## WRITTEN EXERCISE
Below is a block of records; reproduce all of them exactly and leave out any pictures.

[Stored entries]

========================================

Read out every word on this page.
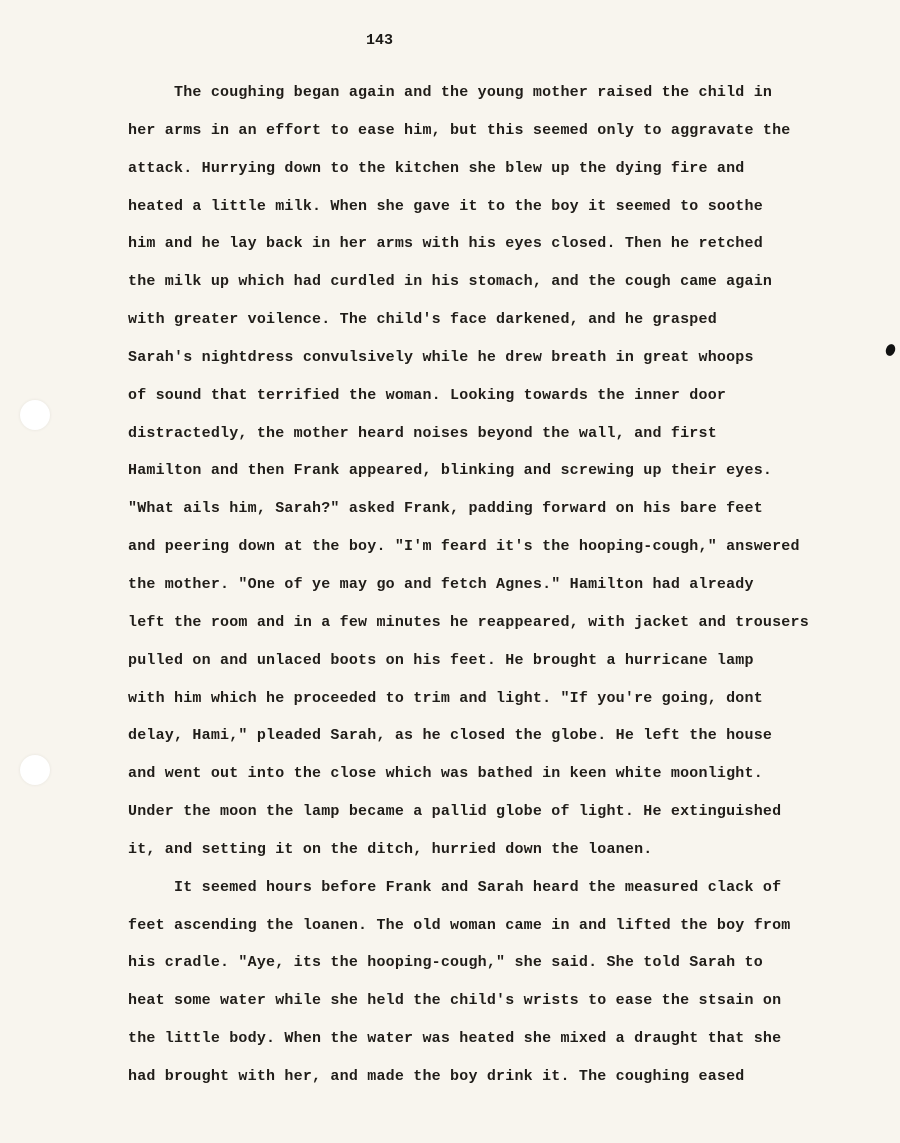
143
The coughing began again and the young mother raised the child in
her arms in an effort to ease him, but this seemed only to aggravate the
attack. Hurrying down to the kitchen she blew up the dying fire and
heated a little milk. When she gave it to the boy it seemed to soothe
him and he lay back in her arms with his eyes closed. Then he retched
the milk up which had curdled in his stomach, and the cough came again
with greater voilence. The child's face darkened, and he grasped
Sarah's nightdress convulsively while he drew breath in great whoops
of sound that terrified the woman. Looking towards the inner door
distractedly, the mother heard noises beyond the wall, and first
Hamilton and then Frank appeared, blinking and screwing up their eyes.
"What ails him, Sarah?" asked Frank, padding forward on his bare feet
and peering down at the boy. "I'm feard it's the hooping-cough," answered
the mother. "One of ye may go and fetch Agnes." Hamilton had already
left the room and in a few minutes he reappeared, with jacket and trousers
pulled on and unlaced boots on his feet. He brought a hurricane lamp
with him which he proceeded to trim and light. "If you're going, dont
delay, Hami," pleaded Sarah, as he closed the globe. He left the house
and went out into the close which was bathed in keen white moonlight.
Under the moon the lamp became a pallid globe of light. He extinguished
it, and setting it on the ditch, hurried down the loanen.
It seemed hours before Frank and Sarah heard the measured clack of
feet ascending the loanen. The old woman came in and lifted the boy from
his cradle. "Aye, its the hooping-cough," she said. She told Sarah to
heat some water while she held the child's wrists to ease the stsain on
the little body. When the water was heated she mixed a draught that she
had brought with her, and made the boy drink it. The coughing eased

========================================

## SOLUTION FOR THIS EXERCISE
Read out every word on this page.
143
The coughing began again and the young mother raised the child in
her arms in an effort to ease him, but this seemed only to aggravate the
attack. Hurrying down to the kitchen she blew up the dying fire and
heated a little milk. When she gave it to the boy it seemed to soothe
him and he lay back in her arms with his eyes closed. Then he retched
the milk up which had curdled in his stomach, and the cough came again
with greater voilence. The child's face darkened, and he grasped
Sarah's nightdress convulsively while he drew breath in great whoops
of sound that terrified the woman. Looking towards the inner door
distractedly, the mother heard noises beyond the wall, and first
Hamilton and then Frank appeared, blinking and screwing up their eyes.
"What ails him, Sarah?" asked Frank, padding forward on his bare feet
and peering down at the boy. "I'm feard it's the hooping-cough," answered
the mother. "One of ye may go and fetch Agnes." Hamilton had already
left the room and in a few minutes he reappeared, with jacket and trousers
pulled on and unlaced boots on his feet. He brought a hurricane lamp
with him which he proceeded to trim and light. "If you're going, dont
delay, Hami," pleaded Sarah, as he closed the globe. He left the house
and went out into the close which was bathed in keen white moonlight.
Under the moon the lamp became a pallid globe of light. He extinguished
it, and setting it on the ditch, hurried down the loanen.
It seemed hours before Frank and Sarah heard the measured clack of
feet ascending the loanen. The old woman came in and lifted the boy from
his cradle. "Aye, its the hooping-cough," she said. She told Sarah to
heat some water while she held the child's wrists to ease the stsain on
the little body. When the water was heated she mixed a draught that she
had brought with her, and made the boy drink it. The coughing eased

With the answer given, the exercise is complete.